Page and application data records
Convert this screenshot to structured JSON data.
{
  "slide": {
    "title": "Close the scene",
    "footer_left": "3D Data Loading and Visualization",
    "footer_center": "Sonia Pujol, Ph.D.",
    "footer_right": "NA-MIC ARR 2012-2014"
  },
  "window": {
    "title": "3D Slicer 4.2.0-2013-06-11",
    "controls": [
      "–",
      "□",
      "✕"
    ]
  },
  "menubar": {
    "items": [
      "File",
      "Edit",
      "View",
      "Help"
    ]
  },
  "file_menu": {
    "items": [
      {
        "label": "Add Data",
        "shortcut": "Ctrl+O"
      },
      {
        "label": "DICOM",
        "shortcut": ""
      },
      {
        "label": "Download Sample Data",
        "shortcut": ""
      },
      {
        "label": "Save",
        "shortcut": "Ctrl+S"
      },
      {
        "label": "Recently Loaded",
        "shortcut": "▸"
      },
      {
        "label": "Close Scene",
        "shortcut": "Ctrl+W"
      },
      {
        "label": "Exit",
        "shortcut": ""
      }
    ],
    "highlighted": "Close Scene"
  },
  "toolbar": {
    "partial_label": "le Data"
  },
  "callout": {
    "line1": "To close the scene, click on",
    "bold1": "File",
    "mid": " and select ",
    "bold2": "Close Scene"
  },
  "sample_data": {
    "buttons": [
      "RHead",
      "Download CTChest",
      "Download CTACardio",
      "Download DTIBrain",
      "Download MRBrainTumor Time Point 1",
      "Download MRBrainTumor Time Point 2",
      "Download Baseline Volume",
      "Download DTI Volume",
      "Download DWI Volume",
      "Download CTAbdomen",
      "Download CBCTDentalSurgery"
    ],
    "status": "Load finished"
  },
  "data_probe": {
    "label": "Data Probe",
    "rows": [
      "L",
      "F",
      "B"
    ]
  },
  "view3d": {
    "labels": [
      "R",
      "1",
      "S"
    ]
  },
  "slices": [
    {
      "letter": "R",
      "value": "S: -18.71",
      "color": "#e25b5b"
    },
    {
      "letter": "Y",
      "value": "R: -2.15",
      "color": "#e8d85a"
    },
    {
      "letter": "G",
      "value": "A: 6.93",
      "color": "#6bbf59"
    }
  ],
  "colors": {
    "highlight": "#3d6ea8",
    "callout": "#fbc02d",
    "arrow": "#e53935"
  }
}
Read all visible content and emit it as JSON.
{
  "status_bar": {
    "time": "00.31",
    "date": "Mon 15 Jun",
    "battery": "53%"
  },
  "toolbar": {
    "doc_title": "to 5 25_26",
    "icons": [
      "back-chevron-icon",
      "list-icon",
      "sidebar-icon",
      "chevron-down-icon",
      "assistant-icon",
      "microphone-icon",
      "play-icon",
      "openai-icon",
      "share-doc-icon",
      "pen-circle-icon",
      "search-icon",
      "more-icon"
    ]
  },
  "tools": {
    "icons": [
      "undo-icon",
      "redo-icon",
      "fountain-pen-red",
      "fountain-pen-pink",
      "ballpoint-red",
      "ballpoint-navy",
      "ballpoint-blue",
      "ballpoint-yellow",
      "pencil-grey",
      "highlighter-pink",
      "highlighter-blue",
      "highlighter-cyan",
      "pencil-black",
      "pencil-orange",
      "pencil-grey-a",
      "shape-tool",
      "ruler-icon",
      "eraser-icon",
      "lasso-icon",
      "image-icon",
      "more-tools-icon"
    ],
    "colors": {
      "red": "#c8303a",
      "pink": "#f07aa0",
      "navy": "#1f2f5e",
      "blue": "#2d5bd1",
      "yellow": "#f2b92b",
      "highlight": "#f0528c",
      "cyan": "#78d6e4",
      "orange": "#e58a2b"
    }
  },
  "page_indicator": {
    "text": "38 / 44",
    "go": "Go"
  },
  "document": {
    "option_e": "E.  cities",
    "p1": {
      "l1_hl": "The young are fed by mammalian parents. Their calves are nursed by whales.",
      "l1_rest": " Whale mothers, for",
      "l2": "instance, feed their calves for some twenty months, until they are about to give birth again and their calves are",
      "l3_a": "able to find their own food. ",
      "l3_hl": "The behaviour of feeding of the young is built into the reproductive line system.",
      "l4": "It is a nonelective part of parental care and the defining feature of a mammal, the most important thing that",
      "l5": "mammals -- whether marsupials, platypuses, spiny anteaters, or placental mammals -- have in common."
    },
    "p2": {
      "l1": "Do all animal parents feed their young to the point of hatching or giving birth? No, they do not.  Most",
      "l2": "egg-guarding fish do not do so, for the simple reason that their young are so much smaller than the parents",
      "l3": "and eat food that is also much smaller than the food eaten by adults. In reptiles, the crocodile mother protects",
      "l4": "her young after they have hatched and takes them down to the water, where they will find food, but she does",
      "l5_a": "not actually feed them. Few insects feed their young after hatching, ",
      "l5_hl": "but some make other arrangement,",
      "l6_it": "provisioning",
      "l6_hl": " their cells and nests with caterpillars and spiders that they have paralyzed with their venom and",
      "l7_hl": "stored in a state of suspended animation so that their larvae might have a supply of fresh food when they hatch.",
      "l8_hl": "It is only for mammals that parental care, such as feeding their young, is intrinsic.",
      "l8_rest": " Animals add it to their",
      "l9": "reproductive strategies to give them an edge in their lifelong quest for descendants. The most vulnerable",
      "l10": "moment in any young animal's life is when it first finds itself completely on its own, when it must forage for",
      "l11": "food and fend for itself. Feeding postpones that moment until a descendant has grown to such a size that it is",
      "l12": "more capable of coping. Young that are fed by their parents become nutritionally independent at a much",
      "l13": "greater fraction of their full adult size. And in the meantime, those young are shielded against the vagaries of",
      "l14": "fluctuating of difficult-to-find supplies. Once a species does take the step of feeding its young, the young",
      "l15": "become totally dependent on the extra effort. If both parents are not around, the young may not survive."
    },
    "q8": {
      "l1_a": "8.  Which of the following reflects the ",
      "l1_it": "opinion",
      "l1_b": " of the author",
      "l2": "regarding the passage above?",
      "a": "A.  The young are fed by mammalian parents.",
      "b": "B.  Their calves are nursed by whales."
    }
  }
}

(Your objective): Please say how many lines in the records above contain the word "parents", and give only that number.

(Completed exercise): 6